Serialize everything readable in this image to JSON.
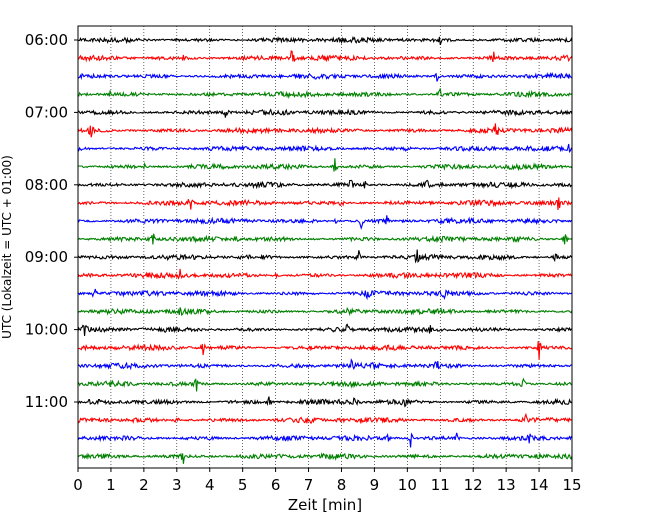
{
  "chart_data": {
    "type": "line",
    "title": "",
    "xlabel": "Zeit  [min]",
    "ylabel": "UTC (Lokalzeit = UTC + 01:00)",
    "xlim": [
      0,
      15
    ],
    "x_ticks": [
      0,
      1,
      2,
      3,
      4,
      5,
      6,
      7,
      8,
      9,
      10,
      11,
      12,
      13,
      14,
      15
    ],
    "y_tick_labels": [
      "06:00",
      "07:00",
      "08:00",
      "09:00",
      "10:00",
      "11:00"
    ],
    "grid": "vertical dotted",
    "legend": "none",
    "colors": [
      "#000000",
      "#ff0000",
      "#0000ff",
      "#008000"
    ],
    "rows": [
      {
        "color": "#000000",
        "events": [
          [
            9.8,
            0.3
          ],
          [
            11.0,
            0.4
          ]
        ]
      },
      {
        "color": "#ff0000",
        "events": [
          [
            3.2,
            0.6
          ],
          [
            6.5,
            1.6
          ],
          [
            12.6,
            1.2
          ]
        ]
      },
      {
        "color": "#0000ff",
        "events": [
          [
            10.9,
            0.8
          ]
        ]
      },
      {
        "color": "#008000",
        "events": [
          [
            1.0,
            1.0
          ],
          [
            11.0,
            0.7
          ]
        ]
      },
      {
        "color": "#000000",
        "events": [
          [
            4.5,
            1.3
          ]
        ]
      },
      {
        "color": "#ff0000",
        "events": [
          [
            0.4,
            1.1
          ],
          [
            8.5,
            0.4
          ],
          [
            12.7,
            1.2
          ]
        ]
      },
      {
        "color": "#0000ff",
        "events": [
          [
            10.0,
            1.1
          ],
          [
            14.9,
            0.6
          ]
        ]
      },
      {
        "color": "#008000",
        "events": [
          [
            2.0,
            0.5
          ],
          [
            7.8,
            1.0
          ]
        ]
      },
      {
        "color": "#000000",
        "events": [
          [
            8.3,
            1.4
          ],
          [
            8.7,
            0.7
          ],
          [
            10.6,
            0.5
          ]
        ]
      },
      {
        "color": "#ff0000",
        "events": [
          [
            3.4,
            1.2
          ],
          [
            8.0,
            0.7
          ],
          [
            14.6,
            1.3
          ]
        ]
      },
      {
        "color": "#0000ff",
        "events": [
          [
            7.8,
            0.8
          ],
          [
            8.6,
            0.9
          ],
          [
            9.4,
            1.0
          ]
        ]
      },
      {
        "color": "#008000",
        "events": [
          [
            2.3,
            1.3
          ],
          [
            4.8,
            0.4
          ],
          [
            14.8,
            1.2
          ]
        ]
      },
      {
        "color": "#000000",
        "events": [
          [
            8.5,
            1.4
          ],
          [
            10.3,
            1.0
          ],
          [
            14.5,
            0.6
          ]
        ]
      },
      {
        "color": "#ff0000",
        "events": [
          [
            3.1,
            0.9
          ],
          [
            6.0,
            0.6
          ]
        ]
      },
      {
        "color": "#0000ff",
        "events": [
          [
            0.5,
            1.0
          ],
          [
            8.8,
            0.7
          ],
          [
            11.1,
            0.6
          ]
        ]
      },
      {
        "color": "#008000",
        "events": [
          [
            3.1,
            1.1
          ],
          [
            8.2,
            0.5
          ]
        ]
      },
      {
        "color": "#000000",
        "events": [
          [
            0.2,
            1.2
          ],
          [
            8.2,
            1.4
          ],
          [
            10.7,
            0.6
          ]
        ]
      },
      {
        "color": "#ff0000",
        "events": [
          [
            3.8,
            0.8
          ],
          [
            10.7,
            0.6
          ],
          [
            14.0,
            1.2
          ]
        ]
      },
      {
        "color": "#0000ff",
        "events": [
          [
            8.3,
            0.9
          ],
          [
            9.0,
            0.5
          ],
          [
            10.9,
            1.1
          ]
        ]
      },
      {
        "color": "#008000",
        "events": [
          [
            3.6,
            1.0
          ],
          [
            13.5,
            1.0
          ]
        ]
      },
      {
        "color": "#000000",
        "events": [
          [
            5.8,
            0.5
          ],
          [
            8.4,
            1.0
          ],
          [
            9.9,
            0.7
          ]
        ]
      },
      {
        "color": "#ff0000",
        "events": [
          [
            3.0,
            0.8
          ],
          [
            7.0,
            0.6
          ],
          [
            13.6,
            1.1
          ]
        ]
      },
      {
        "color": "#0000ff",
        "events": [
          [
            9.4,
            0.6
          ],
          [
            10.1,
            1.0
          ],
          [
            11.5,
            0.5
          ],
          [
            13.7,
            0.6
          ]
        ]
      },
      {
        "color": "#008000",
        "events": [
          [
            3.2,
            1.0
          ],
          [
            14.0,
            0.8
          ]
        ]
      }
    ]
  }
}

# # # #

Every record gets retyped exactly; no picture goes into the copy.

Serialize everything readable in this image to JSON.
{
  "chart_data": {
    "type": "line",
    "title": "",
    "xlabel": "Zeit  [min]",
    "ylabel": "UTC (Lokalzeit = UTC + 01:00)",
    "xlim": [
      0,
      15
    ],
    "x_ticks": [
      0,
      1,
      2,
      3,
      4,
      5,
      6,
      7,
      8,
      9,
      10,
      11,
      12,
      13,
      14,
      15
    ],
    "y_tick_labels": [
      "06:00",
      "07:00",
      "08:00",
      "09:00",
      "10:00",
      "11:00"
    ],
    "grid": "vertical dotted",
    "legend": "none",
    "colors": [
      "#000000",
      "#ff0000",
      "#0000ff",
      "#008000"
    ],
    "rows": [
      {
        "color": "#000000",
        "events": [
          [
            9.8,
            0.3
          ],
          [
            11.0,
            0.4
          ]
        ]
      },
      {
        "color": "#ff0000",
        "events": [
          [
            3.2,
            0.6
          ],
          [
            6.5,
            1.6
          ],
          [
            12.6,
            1.2
          ]
        ]
      },
      {
        "color": "#0000ff",
        "events": [
          [
            10.9,
            0.8
          ]
        ]
      },
      {
        "color": "#008000",
        "events": [
          [
            1.0,
            1.0
          ],
          [
            11.0,
            0.7
          ]
        ]
      },
      {
        "color": "#000000",
        "events": [
          [
            4.5,
            1.3
          ]
        ]
      },
      {
        "color": "#ff0000",
        "events": [
          [
            0.4,
            1.1
          ],
          [
            8.5,
            0.4
          ],
          [
            12.7,
            1.2
          ]
        ]
      },
      {
        "color": "#0000ff",
        "events": [
          [
            10.0,
            1.1
          ],
          [
            14.9,
            0.6
          ]
        ]
      },
      {
        "color": "#008000",
        "events": [
          [
            2.0,
            0.5
          ],
          [
            7.8,
            1.0
          ]
        ]
      },
      {
        "color": "#000000",
        "events": [
          [
            8.3,
            1.4
          ],
          [
            8.7,
            0.7
          ],
          [
            10.6,
            0.5
          ]
        ]
      },
      {
        "color": "#ff0000",
        "events": [
          [
            3.4,
            1.2
          ],
          [
            8.0,
            0.7
          ],
          [
            14.6,
            1.3
          ]
        ]
      },
      {
        "color": "#0000ff",
        "events": [
          [
            7.8,
            0.8
          ],
          [
            8.6,
            0.9
          ],
          [
            9.4,
            1.0
          ]
        ]
      },
      {
        "color": "#008000",
        "events": [
          [
            2.3,
            1.3
          ],
          [
            4.8,
            0.4
          ],
          [
            14.8,
            1.2
          ]
        ]
      },
      {
        "color": "#000000",
        "events": [
          [
            8.5,
            1.4
          ],
          [
            10.3,
            1.0
          ],
          [
            14.5,
            0.6
          ]
        ]
      },
      {
        "color": "#ff0000",
        "events": [
          [
            3.1,
            0.9
          ],
          [
            6.0,
            0.6
          ]
        ]
      },
      {
        "color": "#0000ff",
        "events": [
          [
            0.5,
            1.0
          ],
          [
            8.8,
            0.7
          ],
          [
            11.1,
            0.6
          ]
        ]
      },
      {
        "color": "#008000",
        "events": [
          [
            3.1,
            1.1
          ],
          [
            8.2,
            0.5
          ]
        ]
      },
      {
        "color": "#000000",
        "events": [
          [
            0.2,
            1.2
          ],
          [
            8.2,
            1.4
          ],
          [
            10.7,
            0.6
          ]
        ]
      },
      {
        "color": "#ff0000",
        "events": [
          [
            3.8,
            0.8
          ],
          [
            10.7,
            0.6
          ],
          [
            14.0,
            1.2
          ]
        ]
      },
      {
        "color": "#0000ff",
        "events": [
          [
            8.3,
            0.9
          ],
          [
            9.0,
            0.5
          ],
          [
            10.9,
            1.1
          ]
        ]
      },
      {
        "color": "#008000",
        "events": [
          [
            3.6,
            1.0
          ],
          [
            13.5,
            1.0
          ]
        ]
      },
      {
        "color": "#000000",
        "events": [
          [
            5.8,
            0.5
          ],
          [
            8.4,
            1.0
          ],
          [
            9.9,
            0.7
          ]
        ]
      },
      {
        "color": "#ff0000",
        "events": [
          [
            3.0,
            0.8
          ],
          [
            7.0,
            0.6
          ],
          [
            13.6,
            1.1
          ]
        ]
      },
      {
        "color": "#0000ff",
        "events": [
          [
            9.4,
            0.6
          ],
          [
            10.1,
            1.0
          ],
          [
            11.5,
            0.5
          ],
          [
            13.7,
            0.6
          ]
        ]
      },
      {
        "color": "#008000",
        "events": [
          [
            3.2,
            1.0
          ],
          [
            14.0,
            0.8
          ]
        ]
      }
    ]
  }
}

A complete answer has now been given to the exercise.